[Start of LISTING]
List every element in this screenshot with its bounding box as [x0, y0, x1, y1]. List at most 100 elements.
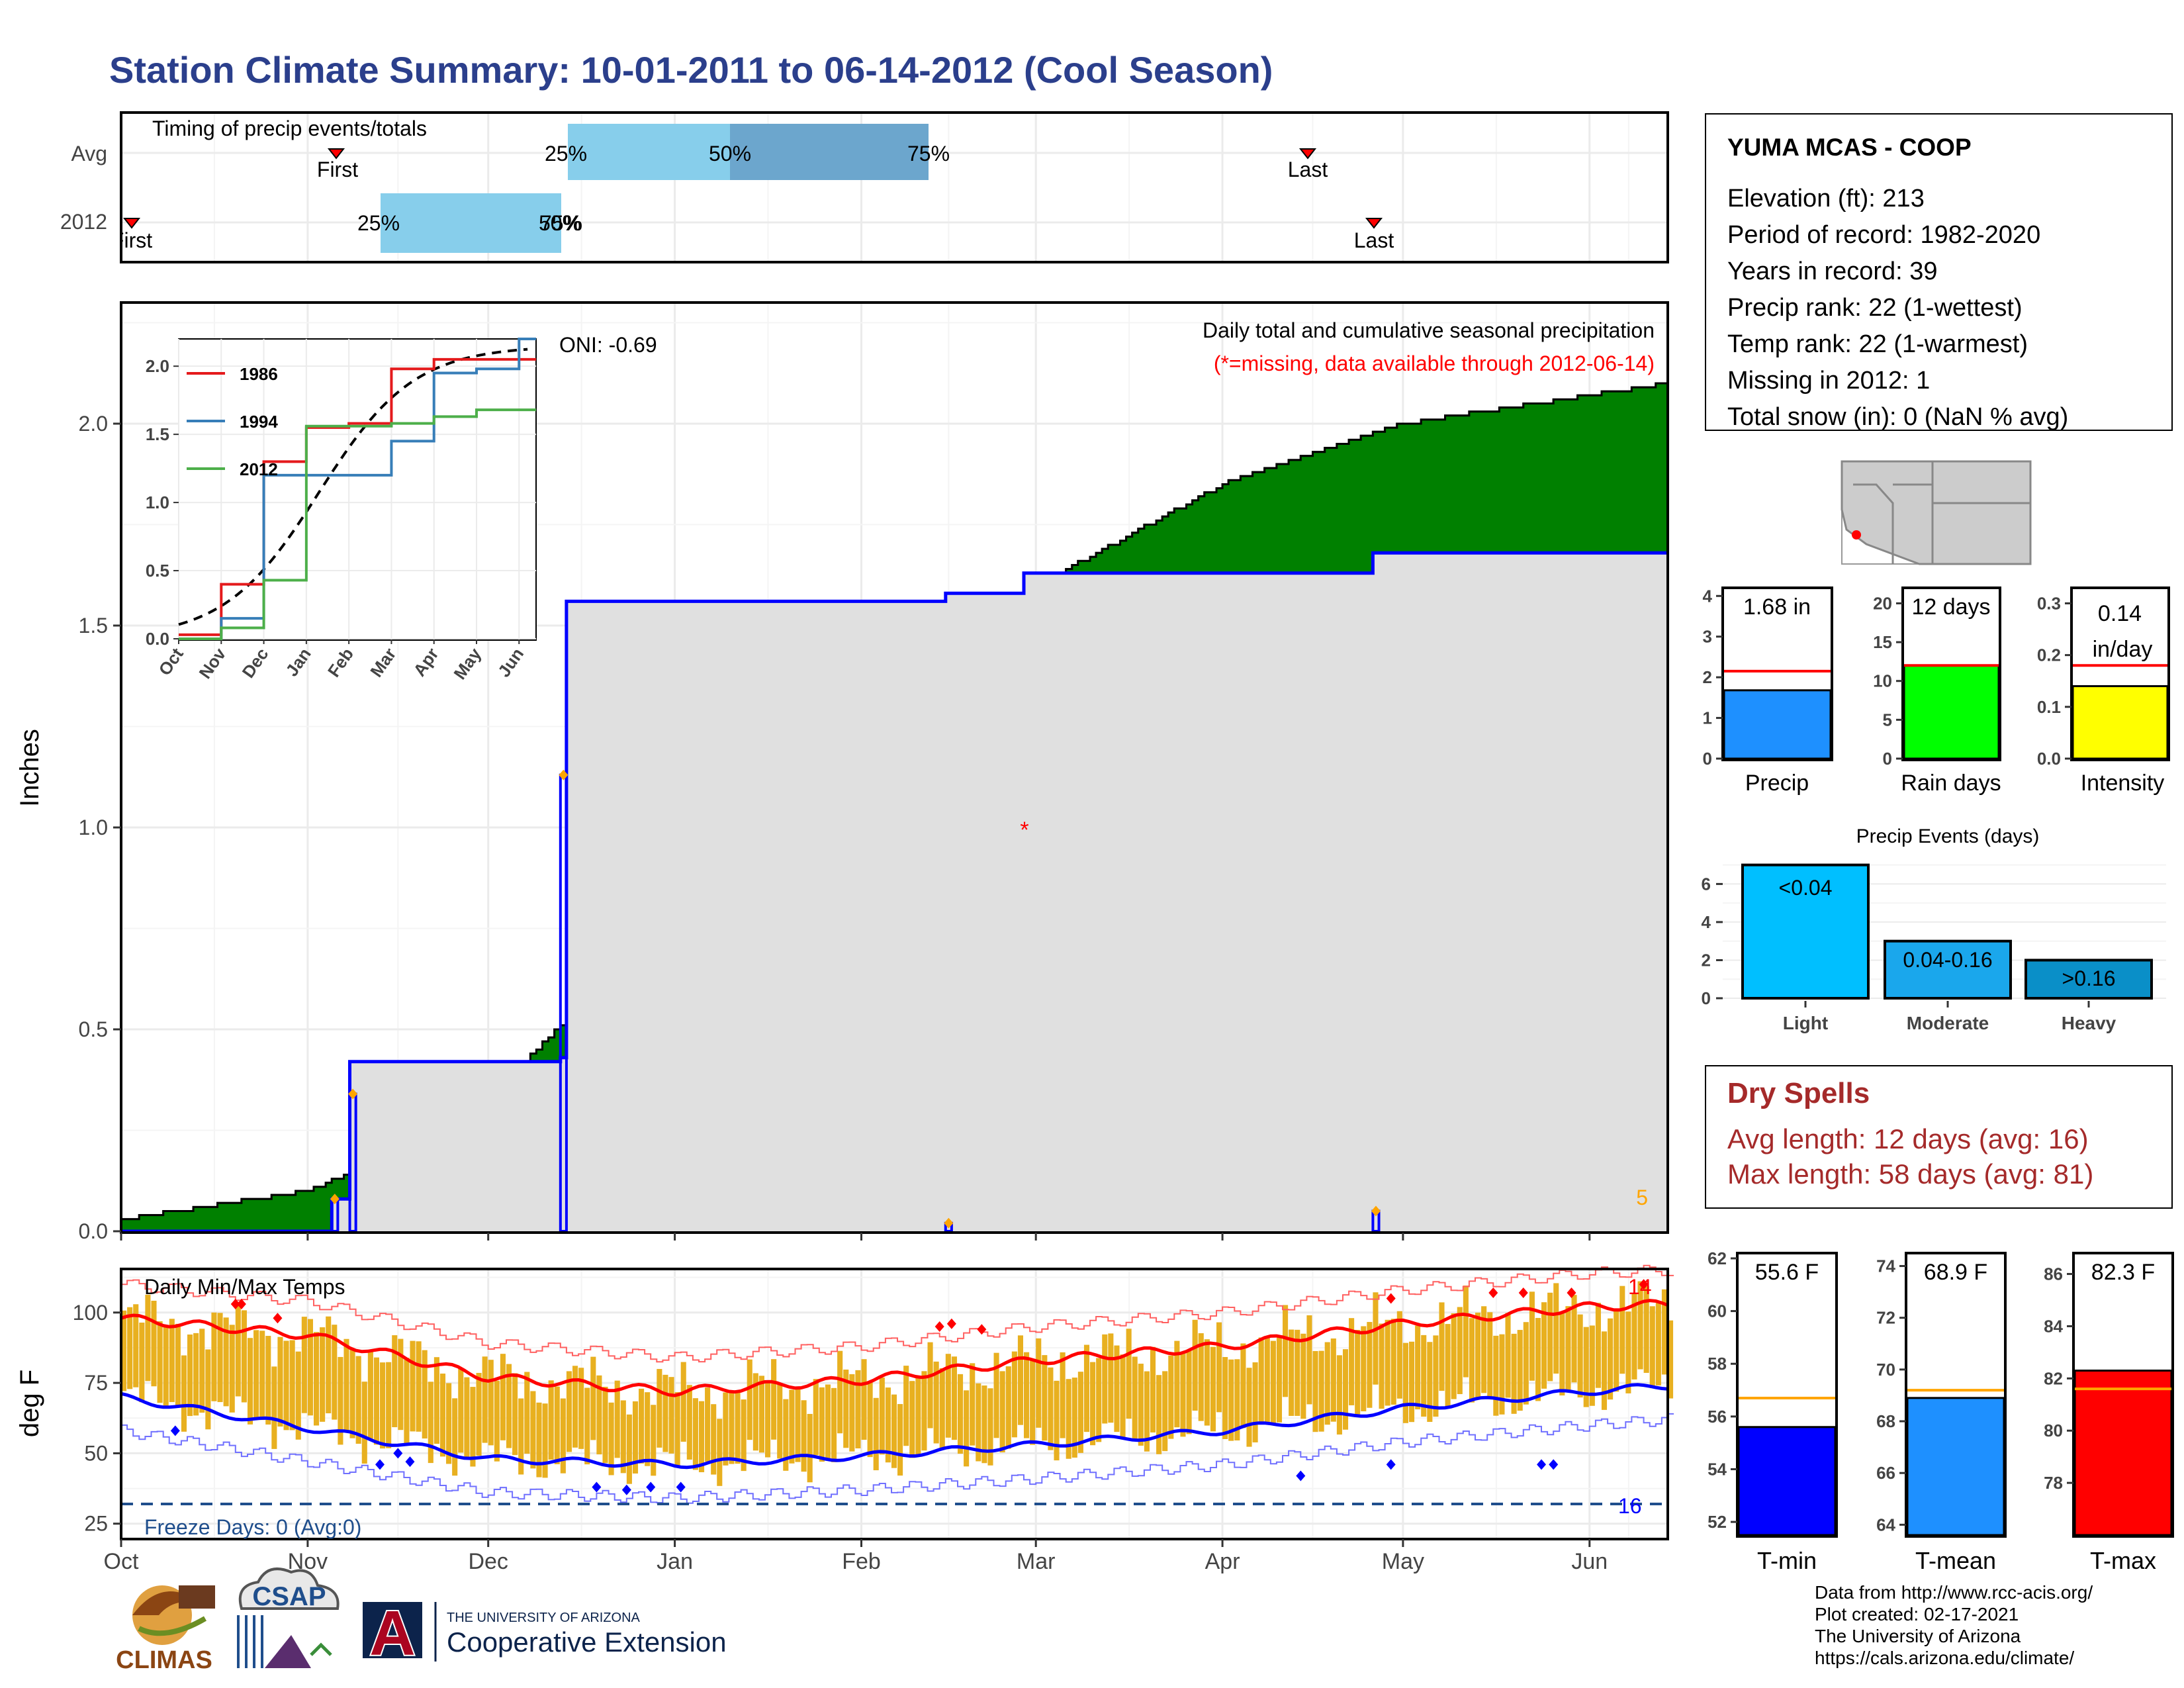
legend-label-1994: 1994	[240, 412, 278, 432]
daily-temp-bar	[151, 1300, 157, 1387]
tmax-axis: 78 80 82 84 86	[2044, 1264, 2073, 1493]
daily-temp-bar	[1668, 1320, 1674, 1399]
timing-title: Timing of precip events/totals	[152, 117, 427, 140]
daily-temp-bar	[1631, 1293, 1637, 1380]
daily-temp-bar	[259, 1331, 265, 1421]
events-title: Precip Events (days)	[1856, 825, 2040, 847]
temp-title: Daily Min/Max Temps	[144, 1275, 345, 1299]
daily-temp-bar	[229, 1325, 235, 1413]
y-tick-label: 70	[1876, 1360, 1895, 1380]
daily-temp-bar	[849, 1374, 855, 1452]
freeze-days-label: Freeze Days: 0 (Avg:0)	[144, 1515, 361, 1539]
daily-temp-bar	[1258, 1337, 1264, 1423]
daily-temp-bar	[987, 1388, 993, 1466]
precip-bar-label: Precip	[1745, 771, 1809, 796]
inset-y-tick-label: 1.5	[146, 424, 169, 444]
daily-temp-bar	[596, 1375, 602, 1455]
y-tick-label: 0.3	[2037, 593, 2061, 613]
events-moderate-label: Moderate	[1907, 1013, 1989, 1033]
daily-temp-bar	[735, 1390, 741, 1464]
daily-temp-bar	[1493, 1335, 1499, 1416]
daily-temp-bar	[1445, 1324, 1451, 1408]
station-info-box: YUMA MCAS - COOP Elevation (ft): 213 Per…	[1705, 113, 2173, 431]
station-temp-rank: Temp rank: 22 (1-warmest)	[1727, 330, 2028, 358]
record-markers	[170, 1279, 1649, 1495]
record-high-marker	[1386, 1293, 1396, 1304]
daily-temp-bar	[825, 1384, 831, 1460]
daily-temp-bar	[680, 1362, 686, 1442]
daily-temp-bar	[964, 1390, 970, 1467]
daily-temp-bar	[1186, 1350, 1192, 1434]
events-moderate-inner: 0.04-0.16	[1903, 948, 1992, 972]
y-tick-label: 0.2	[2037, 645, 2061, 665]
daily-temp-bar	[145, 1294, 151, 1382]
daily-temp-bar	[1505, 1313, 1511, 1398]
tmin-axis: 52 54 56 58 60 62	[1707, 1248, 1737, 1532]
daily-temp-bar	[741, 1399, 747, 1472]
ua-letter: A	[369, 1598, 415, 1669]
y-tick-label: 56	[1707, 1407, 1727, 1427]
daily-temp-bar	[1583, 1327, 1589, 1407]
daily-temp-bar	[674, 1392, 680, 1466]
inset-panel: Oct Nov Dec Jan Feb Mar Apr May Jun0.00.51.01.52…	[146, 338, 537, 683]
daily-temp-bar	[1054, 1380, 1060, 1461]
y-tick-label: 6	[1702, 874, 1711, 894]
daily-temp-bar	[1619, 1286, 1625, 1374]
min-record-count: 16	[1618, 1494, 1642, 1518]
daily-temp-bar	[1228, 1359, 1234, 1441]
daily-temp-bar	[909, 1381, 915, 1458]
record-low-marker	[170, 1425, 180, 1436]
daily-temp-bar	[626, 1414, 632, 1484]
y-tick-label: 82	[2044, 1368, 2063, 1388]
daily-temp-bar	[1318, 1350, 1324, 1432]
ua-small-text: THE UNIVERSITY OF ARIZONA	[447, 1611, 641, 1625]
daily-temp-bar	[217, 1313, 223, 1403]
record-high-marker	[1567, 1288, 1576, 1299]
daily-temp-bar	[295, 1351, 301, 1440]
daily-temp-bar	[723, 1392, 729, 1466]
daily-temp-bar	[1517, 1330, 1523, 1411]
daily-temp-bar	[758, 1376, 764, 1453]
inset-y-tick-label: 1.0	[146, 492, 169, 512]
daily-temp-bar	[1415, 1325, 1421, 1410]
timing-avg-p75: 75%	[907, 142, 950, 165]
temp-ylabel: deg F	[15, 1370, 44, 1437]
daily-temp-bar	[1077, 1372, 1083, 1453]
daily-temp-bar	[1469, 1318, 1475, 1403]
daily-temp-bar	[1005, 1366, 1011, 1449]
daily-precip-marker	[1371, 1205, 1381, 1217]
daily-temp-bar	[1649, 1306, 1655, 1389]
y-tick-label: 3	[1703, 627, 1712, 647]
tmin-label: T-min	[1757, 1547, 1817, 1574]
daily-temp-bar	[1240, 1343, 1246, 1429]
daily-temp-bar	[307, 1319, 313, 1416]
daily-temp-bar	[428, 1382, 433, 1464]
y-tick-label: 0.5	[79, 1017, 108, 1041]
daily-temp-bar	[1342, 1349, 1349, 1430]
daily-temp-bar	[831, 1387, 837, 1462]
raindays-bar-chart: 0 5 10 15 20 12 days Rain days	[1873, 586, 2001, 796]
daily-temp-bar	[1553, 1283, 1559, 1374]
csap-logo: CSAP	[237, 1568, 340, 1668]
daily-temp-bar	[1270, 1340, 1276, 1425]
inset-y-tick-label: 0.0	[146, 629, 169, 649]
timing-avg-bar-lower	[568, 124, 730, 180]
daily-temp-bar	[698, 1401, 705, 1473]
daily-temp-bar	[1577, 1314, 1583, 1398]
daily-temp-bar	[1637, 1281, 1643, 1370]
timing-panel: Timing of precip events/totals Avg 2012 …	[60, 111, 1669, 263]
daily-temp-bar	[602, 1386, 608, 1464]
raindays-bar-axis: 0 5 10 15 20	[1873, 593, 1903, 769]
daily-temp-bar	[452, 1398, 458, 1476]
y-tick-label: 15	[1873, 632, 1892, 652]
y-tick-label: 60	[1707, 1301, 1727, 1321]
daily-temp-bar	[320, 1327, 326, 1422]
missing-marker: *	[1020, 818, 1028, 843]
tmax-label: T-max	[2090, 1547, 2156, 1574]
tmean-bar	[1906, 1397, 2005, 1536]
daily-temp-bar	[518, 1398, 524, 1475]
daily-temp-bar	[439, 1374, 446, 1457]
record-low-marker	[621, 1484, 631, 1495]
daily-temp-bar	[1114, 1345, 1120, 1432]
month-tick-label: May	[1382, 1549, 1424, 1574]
[End of LISTING]
[Start of LISTING]
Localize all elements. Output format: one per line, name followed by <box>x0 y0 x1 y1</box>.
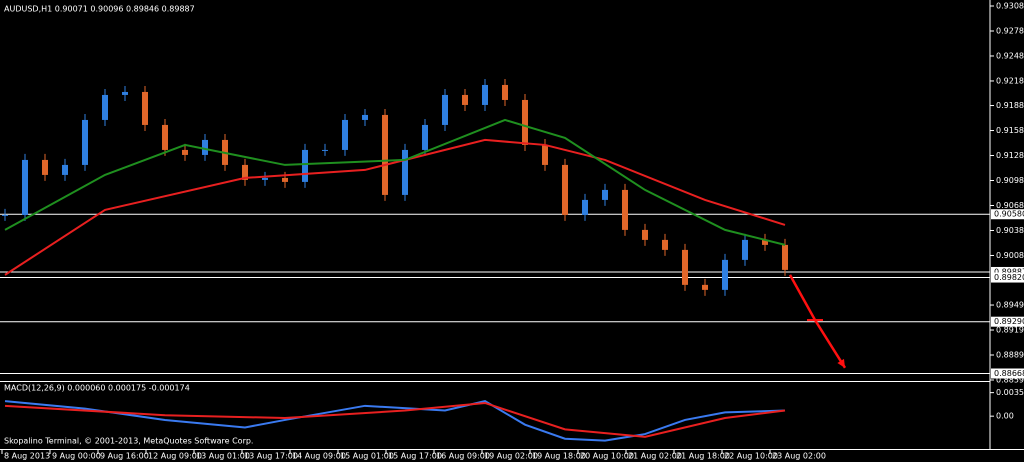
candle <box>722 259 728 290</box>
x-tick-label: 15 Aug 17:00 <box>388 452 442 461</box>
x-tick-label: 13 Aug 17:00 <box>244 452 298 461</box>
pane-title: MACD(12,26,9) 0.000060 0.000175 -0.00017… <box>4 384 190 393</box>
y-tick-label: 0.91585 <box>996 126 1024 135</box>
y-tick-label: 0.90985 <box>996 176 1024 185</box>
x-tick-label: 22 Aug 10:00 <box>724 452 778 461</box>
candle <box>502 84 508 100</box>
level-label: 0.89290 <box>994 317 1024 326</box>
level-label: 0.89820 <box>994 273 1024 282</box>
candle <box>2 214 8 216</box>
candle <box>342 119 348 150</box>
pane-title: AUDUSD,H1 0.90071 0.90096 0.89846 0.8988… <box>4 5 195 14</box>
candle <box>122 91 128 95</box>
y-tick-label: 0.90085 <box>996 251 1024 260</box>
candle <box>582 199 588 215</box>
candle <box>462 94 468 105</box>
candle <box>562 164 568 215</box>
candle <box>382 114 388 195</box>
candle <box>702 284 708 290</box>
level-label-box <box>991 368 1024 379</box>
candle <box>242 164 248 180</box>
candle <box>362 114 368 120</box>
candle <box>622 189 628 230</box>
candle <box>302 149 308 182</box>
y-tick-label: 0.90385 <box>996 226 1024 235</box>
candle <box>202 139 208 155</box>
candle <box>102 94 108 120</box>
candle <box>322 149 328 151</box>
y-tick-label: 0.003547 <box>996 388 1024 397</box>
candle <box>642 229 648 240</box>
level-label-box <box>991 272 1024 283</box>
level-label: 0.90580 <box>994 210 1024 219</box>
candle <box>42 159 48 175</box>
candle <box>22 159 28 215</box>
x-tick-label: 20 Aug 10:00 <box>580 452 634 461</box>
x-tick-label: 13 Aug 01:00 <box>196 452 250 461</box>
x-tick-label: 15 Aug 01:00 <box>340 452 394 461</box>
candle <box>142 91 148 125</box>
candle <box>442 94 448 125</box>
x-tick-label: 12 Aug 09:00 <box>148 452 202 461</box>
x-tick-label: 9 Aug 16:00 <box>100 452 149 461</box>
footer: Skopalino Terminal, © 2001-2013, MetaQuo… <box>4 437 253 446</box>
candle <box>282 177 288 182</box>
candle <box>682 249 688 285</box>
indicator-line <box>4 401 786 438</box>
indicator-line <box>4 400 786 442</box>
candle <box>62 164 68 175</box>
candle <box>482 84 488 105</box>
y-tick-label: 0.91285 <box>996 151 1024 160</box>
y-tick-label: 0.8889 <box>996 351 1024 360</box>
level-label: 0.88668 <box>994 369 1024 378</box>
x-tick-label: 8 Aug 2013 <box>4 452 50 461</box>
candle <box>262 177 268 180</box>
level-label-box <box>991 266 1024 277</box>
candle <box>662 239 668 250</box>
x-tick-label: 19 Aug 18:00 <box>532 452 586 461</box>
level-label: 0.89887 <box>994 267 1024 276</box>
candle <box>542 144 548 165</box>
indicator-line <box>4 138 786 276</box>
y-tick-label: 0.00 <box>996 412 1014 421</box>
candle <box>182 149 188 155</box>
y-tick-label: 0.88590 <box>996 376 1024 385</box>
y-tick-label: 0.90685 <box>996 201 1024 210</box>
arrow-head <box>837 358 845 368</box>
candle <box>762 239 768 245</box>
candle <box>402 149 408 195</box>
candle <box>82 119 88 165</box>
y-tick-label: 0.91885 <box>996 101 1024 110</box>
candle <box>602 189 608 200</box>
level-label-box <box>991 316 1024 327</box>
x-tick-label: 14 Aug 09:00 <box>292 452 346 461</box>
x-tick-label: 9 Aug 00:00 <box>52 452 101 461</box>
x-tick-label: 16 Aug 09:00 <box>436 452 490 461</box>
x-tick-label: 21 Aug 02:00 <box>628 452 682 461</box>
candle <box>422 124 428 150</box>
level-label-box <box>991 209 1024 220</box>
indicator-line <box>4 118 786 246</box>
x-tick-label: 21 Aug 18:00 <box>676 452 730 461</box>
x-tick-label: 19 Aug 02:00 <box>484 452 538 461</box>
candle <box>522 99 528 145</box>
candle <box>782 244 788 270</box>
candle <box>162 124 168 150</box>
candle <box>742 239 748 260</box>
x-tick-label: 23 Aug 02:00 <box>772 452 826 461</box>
[End of LISTING]
_REQUEST_
From the records above, pick out every line that contains the word "elements" and copy each one in full.

_TASK OUTPUT_
List every element in this screenshot with its bounding box as [x0, y0, x1, y1]. List at most 100 elements.
Localize all elements. Output format: one per line, name followed by <box>x0 y0 x1 y1</box>.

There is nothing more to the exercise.